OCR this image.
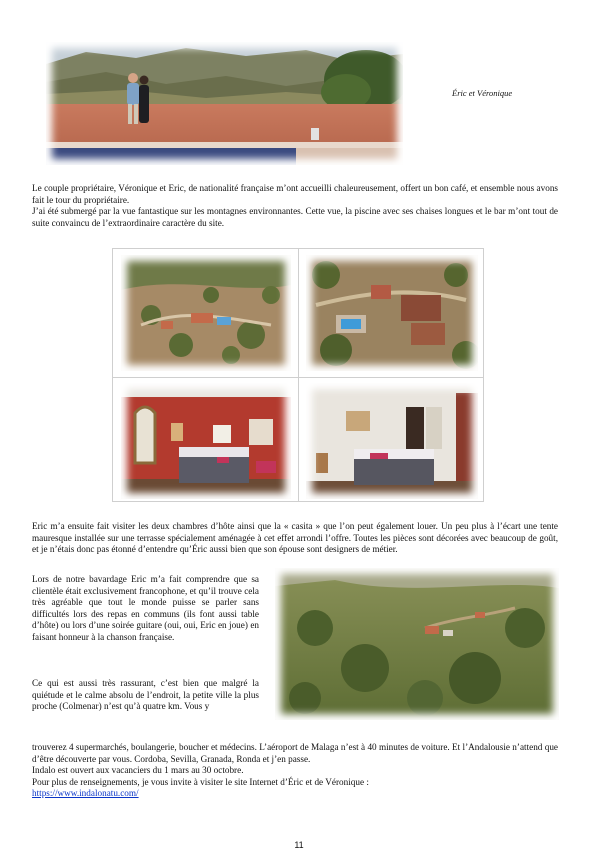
Éric et Véronique

Le couple propriétaire, Véronique et Eric, de nationalité française m’ont accueilli chaleureusement, offert un bon café, et ensemble nous avons fait le tour du propriétaire.

J’ai été submergé par la vue fantastique sur les montagnes environnantes. Cette vue, la piscine avec ses chaises longues et le bar m’ont tout de suite convaincu de l’extraordinaire caractère du site.

Eric m’a ensuite fait visiter les deux chambres d’hôte ainsi que la « casita » que l’on peut également louer. Un peu plus à l’écart une tente mauresque installée sur une terrasse spécialement aménagée à cet effet arrondi l’offre. Toutes les pièces sont décorées avec beaucoup de goût, et je n’étais donc pas étonné d’entendre qu’Éric aussi bien que son épouse sont designers de métier.

Lors de notre bavardage Eric m’a fait comprendre que sa clientèle était exclusivement francophone, et qu’il trouve cela très agréable que tout le monde puisse se parler sans difficultés lors des repas en communs (ils font aussi table d’hôte) ou lors d’une soirée guitare (oui, oui, Eric en joue) en faisant honneur à la chanson française.

Ce qui est aussi très rassurant, c’est bien que malgré la quiétude et le calme absolu de l’endroit, la petite ville la plus proche (Colmenar) n’est qu’à quatre km. Vous y

trouverez 4 supermarchés, boulangerie, boucher et médecins. L’aéroport de Malaga n’est à 40 minutes de voiture. Et l’Andalousie n’attend que d’être découverte par vous. Cordoba, Sevilla, Granada, Ronda et j’en passe.

Indalo est ouvert aux vacanciers du 1 mars au 30 octobre.

Pour plus de renseignements, je vous invite à visiter le site Internet d’Éric et de Véronique :

https://www.indalonatu.com/

11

■ ■ ■ ■ ■ ■ ■

• [Work instructions] Your task is an exact transcription of all the data, minus the pictures.

• [Response below]
OCR this image.
Éric et Véronique

Le couple propriétaire, Véronique et Eric, de nationalité française m’ont accueilli chaleureusement, offert un bon café, et ensemble nous avons fait le tour du propriétaire.

J’ai été submergé par la vue fantastique sur les montagnes environnantes. Cette vue, la piscine avec ses chaises longues et le bar m’ont tout de suite convaincu de l’extraordinaire caractère du site.

Eric m’a ensuite fait visiter les deux chambres d’hôte ainsi que la « casita » que l’on peut également louer. Un peu plus à l’écart une tente mauresque installée sur une terrasse spécialement aménagée à cet effet arrondi l’offre. Toutes les pièces sont décorées avec beaucoup de goût, et je n’étais donc pas étonné d’entendre qu’Éric aussi bien que son épouse sont designers de métier.

Lors de notre bavardage Eric m’a fait comprendre que sa clientèle était exclusivement francophone, et qu’il trouve cela très agréable que tout le monde puisse se parler sans difficultés lors des repas en communs (ils font aussi table d’hôte) ou lors d’une soirée guitare (oui, oui, Eric en joue) en faisant honneur à la chanson française.

Ce qui est aussi très rassurant, c’est bien que malgré la quiétude et le calme absolu de l’endroit, la petite ville la plus proche (Colmenar) n’est qu’à quatre km. Vous y

trouverez 4 supermarchés, boulangerie, boucher et médecins. L’aéroport de Malaga n’est à 40 minutes de voiture. Et l’Andalousie n’attend que d’être découverte par vous. Cordoba, Sevilla, Granada, Ronda et j’en passe.

Indalo est ouvert aux vacanciers du 1 mars au 30 octobre.

Pour plus de renseignements, je vous invite à visiter le site Internet d’Éric et de Véronique :

https://www.indalonatu.com/

11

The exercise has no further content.